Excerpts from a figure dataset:
"""

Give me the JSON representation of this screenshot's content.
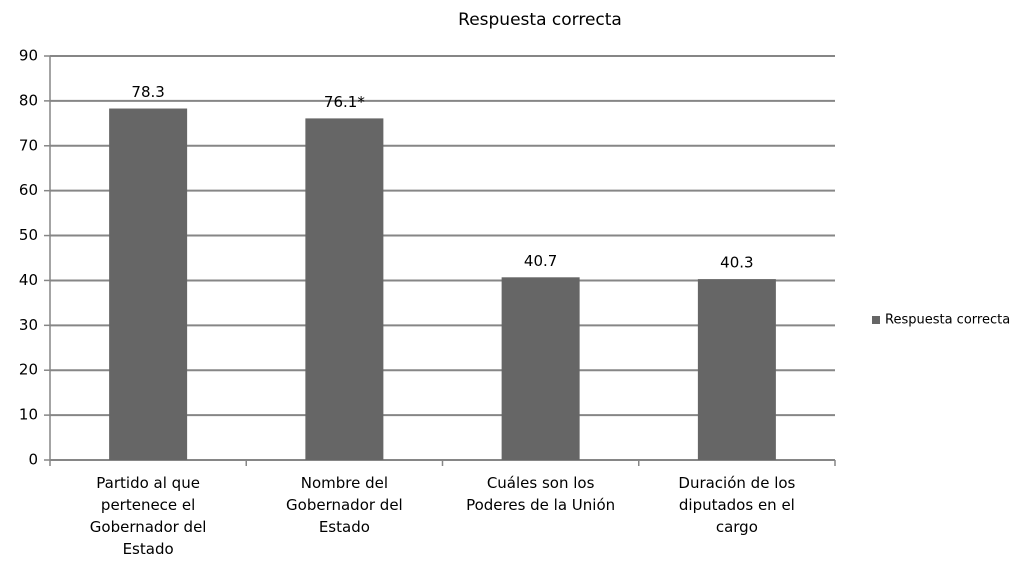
{
  "chart_data": {
    "type": "bar",
    "title": "Respuesta correcta",
    "categories": [
      "Partido al que pertenece el Gobernador del Estado",
      "Nombre del Gobernador del Estado",
      "Cuáles son los Poderes de la Unión",
      "Duración de los diputados en el cargo"
    ],
    "series": [
      {
        "name": "Respuesta correcta",
        "color": "#666666",
        "values": [
          78.3,
          76.1,
          40.7,
          40.3
        ],
        "value_labels": [
          "78.3",
          "76.1*",
          "40.7",
          "40.3"
        ]
      }
    ],
    "ylim": [
      0,
      90
    ],
    "yticks": [
      0,
      10,
      20,
      30,
      40,
      50,
      60,
      70,
      80,
      90
    ],
    "grid": true,
    "legend": "right"
  }
}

"""

■ What to produce
Determine the number of lines in these entries that contain the word "Respuesta", and write only that number.

■ The result
2